What you need to do:
Copy every line of the material below word for word.

*** Source data

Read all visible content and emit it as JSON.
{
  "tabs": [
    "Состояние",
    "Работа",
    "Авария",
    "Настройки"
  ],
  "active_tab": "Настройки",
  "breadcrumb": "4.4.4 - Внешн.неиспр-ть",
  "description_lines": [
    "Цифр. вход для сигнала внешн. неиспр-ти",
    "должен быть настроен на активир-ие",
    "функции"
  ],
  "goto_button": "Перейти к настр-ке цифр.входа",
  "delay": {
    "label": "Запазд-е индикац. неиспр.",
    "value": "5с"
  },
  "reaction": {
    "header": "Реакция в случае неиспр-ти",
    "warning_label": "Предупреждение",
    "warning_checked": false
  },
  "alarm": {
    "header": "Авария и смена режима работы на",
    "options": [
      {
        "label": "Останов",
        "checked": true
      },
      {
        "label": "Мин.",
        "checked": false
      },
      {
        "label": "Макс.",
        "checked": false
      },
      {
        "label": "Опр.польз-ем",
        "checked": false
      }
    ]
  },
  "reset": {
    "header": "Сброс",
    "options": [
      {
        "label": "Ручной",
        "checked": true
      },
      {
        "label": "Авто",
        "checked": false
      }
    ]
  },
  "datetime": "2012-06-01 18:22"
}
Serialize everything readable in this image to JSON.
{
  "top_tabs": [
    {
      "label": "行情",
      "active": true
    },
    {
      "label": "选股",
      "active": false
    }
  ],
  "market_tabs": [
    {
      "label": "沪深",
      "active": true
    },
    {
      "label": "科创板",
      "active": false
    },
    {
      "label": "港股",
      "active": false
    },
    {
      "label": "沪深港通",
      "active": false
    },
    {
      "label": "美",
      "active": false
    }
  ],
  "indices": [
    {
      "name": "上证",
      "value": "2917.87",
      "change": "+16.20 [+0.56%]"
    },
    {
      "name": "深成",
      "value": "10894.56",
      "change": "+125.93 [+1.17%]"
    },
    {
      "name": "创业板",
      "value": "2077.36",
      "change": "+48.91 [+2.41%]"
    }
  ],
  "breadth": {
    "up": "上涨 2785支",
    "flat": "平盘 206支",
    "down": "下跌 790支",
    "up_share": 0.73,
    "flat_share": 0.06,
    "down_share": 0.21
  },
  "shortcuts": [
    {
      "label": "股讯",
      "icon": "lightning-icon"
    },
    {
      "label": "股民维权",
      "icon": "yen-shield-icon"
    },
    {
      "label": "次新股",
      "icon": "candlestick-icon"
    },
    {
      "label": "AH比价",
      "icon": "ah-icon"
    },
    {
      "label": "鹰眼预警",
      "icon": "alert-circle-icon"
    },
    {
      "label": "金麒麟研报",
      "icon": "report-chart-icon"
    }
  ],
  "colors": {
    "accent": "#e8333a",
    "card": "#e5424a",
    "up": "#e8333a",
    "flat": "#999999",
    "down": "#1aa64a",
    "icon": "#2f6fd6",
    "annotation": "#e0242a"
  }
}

******

Output for this exercise:
Read all visible content and emit it as JSON.
{
  "tabs": [
    "Состояние",
    "Работа",
    "Авария",
    "Настройки"
  ],
  "active_tab": "Настройки",
  "breadcrumb": "4.4.4 - Внешн.неиспр-ть",
  "description_lines": [
    "Цифр. вход для сигнала внешн. неиспр-ти",
    "должен быть настроен на активир-ие",
    "функции"
  ],
  "goto_button": "Перейти к настр-ке цифр.входа",
  "delay": {
    "label": "Запазд-е индикац. неиспр.",
    "value": "5с"
  },
  "reaction": {
    "header": "Реакция в случае неиспр-ти",
    "warning_label": "Предупреждение",
    "warning_checked": false
  },
  "alarm": {
    "header": "Авария и смена режима работы на",
    "options": [
      {
        "label": "Останов",
        "checked": true
      },
      {
        "label": "Мин.",
        "checked": false
      },
      {
        "label": "Макс.",
        "checked": false
      },
      {
        "label": "Опр.польз-ем",
        "checked": false
      }
    ]
  },
  "reset": {
    "header": "Сброс",
    "options": [
      {
        "label": "Ручной",
        "checked": true
      },
      {
        "label": "Авто",
        "checked": false
      }
    ]
  },
  "datetime": "2012-06-01 18:22"
}
Serialize everything readable in this image to JSON.
{
  "top_tabs": [
    {
      "label": "行情",
      "active": true
    },
    {
      "label": "选股",
      "active": false
    }
  ],
  "market_tabs": [
    {
      "label": "沪深",
      "active": true
    },
    {
      "label": "科创板",
      "active": false
    },
    {
      "label": "港股",
      "active": false
    },
    {
      "label": "沪深港通",
      "active": false
    },
    {
      "label": "美",
      "active": false
    }
  ],
  "indices": [
    {
      "name": "上证",
      "value": "2917.87",
      "change": "+16.20 [+0.56%]"
    },
    {
      "name": "深成",
      "value": "10894.56",
      "change": "+125.93 [+1.17%]"
    },
    {
      "name": "创业板",
      "value": "2077.36",
      "change": "+48.91 [+2.41%]"
    }
  ],
  "breadth": {
    "up": "上涨 2785支",
    "flat": "平盘 206支",
    "down": "下跌 790支",
    "up_share": 0.73,
    "flat_share": 0.06,
    "down_share": 0.21
  },
  "shortcuts": [
    {
      "label": "股讯",
      "icon": "lightning-icon"
    },
    {
      "label": "股民维权",
      "icon": "yen-shield-icon"
    },
    {
      "label": "次新股",
      "icon": "candlestick-icon"
    },
    {
      "label": "AH比价",
      "icon": "ah-icon"
    },
    {
      "label": "鹰眼预警",
      "icon": "alert-circle-icon"
    },
    {
      "label": "金麒麟研报",
      "icon": "report-chart-icon"
    }
  ],
  "colors": {
    "accent": "#e8333a",
    "card": "#e5424a",
    "up": "#e8333a",
    "flat": "#999999",
    "down": "#1aa64a",
    "icon": "#2f6fd6",
    "annotation": "#e0242a"
  }
}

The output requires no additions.